INSTRUCTIONS FOR THE TASK.
State only how many lines below include the string "opening".

MATERIAL SHOWN.
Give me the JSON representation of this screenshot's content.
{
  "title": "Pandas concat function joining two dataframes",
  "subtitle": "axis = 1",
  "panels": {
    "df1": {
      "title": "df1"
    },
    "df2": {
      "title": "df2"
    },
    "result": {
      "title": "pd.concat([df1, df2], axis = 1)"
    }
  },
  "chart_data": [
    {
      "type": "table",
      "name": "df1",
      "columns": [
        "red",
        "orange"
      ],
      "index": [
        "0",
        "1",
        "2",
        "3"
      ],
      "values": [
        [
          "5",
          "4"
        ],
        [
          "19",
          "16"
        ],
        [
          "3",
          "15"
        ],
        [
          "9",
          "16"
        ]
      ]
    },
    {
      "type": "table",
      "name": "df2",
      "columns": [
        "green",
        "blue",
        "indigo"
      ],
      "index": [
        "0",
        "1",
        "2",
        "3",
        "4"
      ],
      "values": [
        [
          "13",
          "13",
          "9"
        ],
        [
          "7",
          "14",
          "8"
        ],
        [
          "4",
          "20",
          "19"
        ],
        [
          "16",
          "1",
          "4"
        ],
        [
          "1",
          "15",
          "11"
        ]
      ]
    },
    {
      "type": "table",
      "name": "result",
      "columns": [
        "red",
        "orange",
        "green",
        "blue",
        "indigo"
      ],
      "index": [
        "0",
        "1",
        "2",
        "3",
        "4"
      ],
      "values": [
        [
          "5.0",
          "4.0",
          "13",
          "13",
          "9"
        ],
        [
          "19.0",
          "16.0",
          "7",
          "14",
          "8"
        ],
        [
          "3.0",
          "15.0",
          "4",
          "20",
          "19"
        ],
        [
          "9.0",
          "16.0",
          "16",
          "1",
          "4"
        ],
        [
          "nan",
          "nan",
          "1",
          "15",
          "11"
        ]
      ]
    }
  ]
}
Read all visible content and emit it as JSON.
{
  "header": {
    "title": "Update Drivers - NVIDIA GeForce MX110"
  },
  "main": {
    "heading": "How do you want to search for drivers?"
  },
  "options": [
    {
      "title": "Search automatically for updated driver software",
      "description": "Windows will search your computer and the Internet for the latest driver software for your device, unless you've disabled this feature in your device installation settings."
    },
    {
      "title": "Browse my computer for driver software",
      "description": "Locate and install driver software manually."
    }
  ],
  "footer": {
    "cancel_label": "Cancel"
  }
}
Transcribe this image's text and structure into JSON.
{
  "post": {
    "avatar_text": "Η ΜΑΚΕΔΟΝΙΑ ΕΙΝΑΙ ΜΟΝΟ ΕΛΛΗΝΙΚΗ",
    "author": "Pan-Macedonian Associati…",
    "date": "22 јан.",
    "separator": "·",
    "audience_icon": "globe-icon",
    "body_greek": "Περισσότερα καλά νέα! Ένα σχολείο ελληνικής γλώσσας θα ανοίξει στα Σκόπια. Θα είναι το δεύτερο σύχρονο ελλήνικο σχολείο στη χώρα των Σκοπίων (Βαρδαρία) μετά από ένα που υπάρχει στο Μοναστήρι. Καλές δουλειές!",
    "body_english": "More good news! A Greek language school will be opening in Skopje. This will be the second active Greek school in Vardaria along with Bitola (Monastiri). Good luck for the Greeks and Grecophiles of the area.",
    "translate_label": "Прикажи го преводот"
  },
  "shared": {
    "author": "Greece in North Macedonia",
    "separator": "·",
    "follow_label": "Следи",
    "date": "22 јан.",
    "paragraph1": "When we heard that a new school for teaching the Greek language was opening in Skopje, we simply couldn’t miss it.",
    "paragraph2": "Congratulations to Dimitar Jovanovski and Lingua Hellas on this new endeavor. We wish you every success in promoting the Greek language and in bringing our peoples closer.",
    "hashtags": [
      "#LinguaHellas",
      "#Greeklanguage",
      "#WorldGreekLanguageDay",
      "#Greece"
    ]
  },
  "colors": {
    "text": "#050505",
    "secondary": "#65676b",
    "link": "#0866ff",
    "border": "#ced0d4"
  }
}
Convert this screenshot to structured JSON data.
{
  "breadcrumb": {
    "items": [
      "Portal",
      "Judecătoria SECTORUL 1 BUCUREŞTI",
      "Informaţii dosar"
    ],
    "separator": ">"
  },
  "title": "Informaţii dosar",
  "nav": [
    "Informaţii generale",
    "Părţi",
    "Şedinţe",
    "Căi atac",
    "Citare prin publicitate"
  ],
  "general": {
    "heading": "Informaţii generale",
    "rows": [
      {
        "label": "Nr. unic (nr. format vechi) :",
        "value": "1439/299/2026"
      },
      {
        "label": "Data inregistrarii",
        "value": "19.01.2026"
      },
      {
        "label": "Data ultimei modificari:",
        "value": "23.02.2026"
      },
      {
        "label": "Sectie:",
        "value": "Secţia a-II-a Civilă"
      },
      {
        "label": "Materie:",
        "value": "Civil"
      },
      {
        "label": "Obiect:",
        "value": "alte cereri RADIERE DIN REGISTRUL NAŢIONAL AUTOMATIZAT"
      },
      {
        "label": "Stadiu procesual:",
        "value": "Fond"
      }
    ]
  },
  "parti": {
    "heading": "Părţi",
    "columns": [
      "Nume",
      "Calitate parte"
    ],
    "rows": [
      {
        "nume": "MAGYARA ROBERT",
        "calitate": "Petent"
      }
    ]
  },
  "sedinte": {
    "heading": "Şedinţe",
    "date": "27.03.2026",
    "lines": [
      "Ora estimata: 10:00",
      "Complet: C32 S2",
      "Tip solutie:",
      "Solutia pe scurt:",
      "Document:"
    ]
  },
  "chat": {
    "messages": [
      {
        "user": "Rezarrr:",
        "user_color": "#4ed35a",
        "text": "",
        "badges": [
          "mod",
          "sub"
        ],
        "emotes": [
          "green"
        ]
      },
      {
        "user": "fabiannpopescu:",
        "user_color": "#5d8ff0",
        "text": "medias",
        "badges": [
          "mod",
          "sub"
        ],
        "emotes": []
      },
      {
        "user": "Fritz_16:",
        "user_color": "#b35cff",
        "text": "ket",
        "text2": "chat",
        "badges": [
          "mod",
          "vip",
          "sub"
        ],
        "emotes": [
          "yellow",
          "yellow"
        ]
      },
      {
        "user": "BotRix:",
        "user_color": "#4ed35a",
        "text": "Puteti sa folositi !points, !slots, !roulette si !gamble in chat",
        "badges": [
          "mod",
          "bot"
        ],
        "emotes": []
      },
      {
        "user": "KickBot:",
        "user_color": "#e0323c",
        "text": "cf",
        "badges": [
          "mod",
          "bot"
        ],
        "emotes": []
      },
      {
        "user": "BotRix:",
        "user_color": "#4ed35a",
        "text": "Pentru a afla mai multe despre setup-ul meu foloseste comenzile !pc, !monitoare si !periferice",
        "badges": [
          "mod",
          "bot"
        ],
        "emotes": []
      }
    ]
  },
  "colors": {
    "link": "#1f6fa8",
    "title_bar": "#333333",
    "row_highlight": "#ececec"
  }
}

EXERCISE OUTPUT.
2